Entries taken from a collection
** Start **

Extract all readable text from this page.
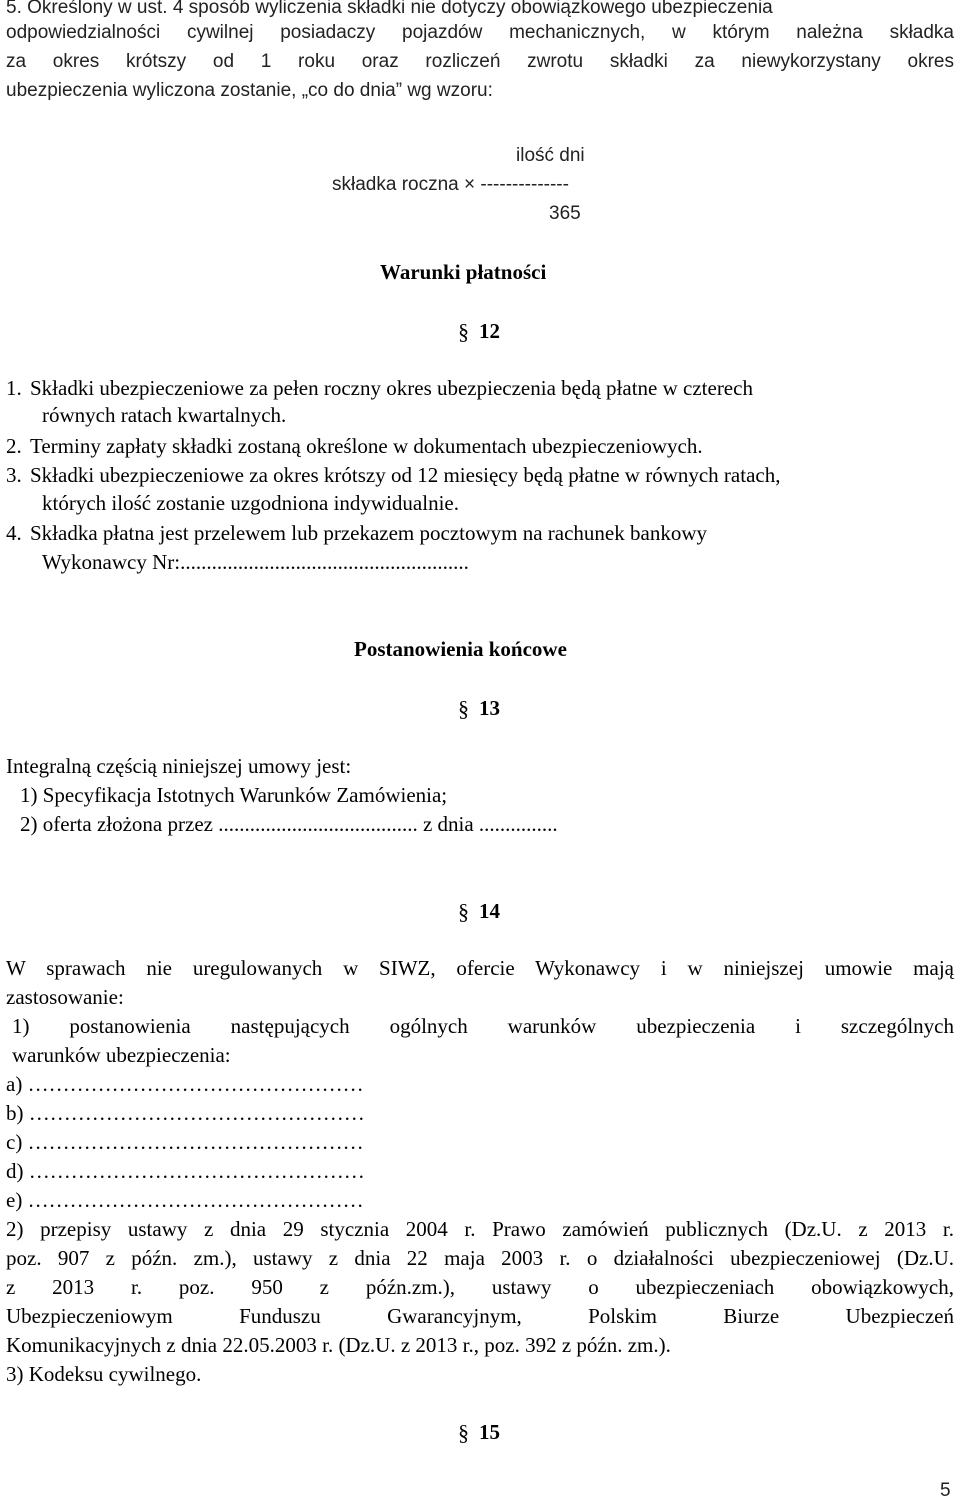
5. Określony w ust. 4 sposób wyliczenia składki nie dotyczy obowiązkowego ubezpieczenia
odpowiedzialności cywilnej posiadaczy pojazdów mechanicznych, w którym należna składka
za okres krótszy od 1 roku oraz rozliczeń zwrotu składki za niewykorzystany okres
ubezpieczenia wyliczona zostanie, „co do dnia” wg wzoru:
ilość dni
składka roczna × --------------
365
Warunki płatności
§ 12
1. Składki ubezpieczeniowe za pełen roczny okres ubezpieczenia będą płatne w czterech
równych ratach kwartalnych.
2. Terminy zapłaty składki zostaną określone w dokumentach ubezpieczeniowych.
3. Składki ubezpieczeniowe za okres krótszy od 12 miesięcy będą płatne w równych ratach,
których ilość zostanie uzgodniona indywidualnie.
4. Składka płatna jest przelewem lub przekazem pocztowym na rachunek bankowy
Wykonawcy Nr:.......................................................
Postanowienia końcowe
§ 13
Integralną częścią niniejszej umowy jest:
1) Specyfikacja Istotnych Warunków Zamówienia;
2) oferta złożona przez ...................................... z dnia ...............
§ 14
W sprawach nie uregulowanych w SIWZ, ofercie Wykonawcy i w niniejszej umowie mają
zastosowanie:
1) postanowienia następujących ogólnych warunków ubezpieczenia i szczególnych
warunków ubezpieczenia:
a) …………………………………………
b) …………………………………………
c) …………………………………………
d) …………………………………………
e) …………………………………………
2) przepisy ustawy z dnia 29 stycznia 2004 r. Prawo zamówień publicznych (Dz.U. z 2013 r.
poz. 907 z późn. zm.), ustawy z dnia 22 maja 2003 r. o działalności ubezpieczeniowej (Dz.U.
z 2013 r. poz. 950 z późn.zm.), ustawy o ubezpieczeniach obowiązkowych,
Ubezpieczeniowym Funduszu Gwarancyjnym, Polskim Biurze Ubezpieczeń
Komunikacyjnych z dnia 22.05.2003 r. (Dz.U. z 2013 r., poz. 392 z późn. zm.).
3) Kodeksu cywilnego.
§ 15
5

** End **

**GIVEN PROBLEM**
Give nothing but the count of lines in the listing above that hold the string "płatne".

**RESPONSE TO THE EXERCISE**
2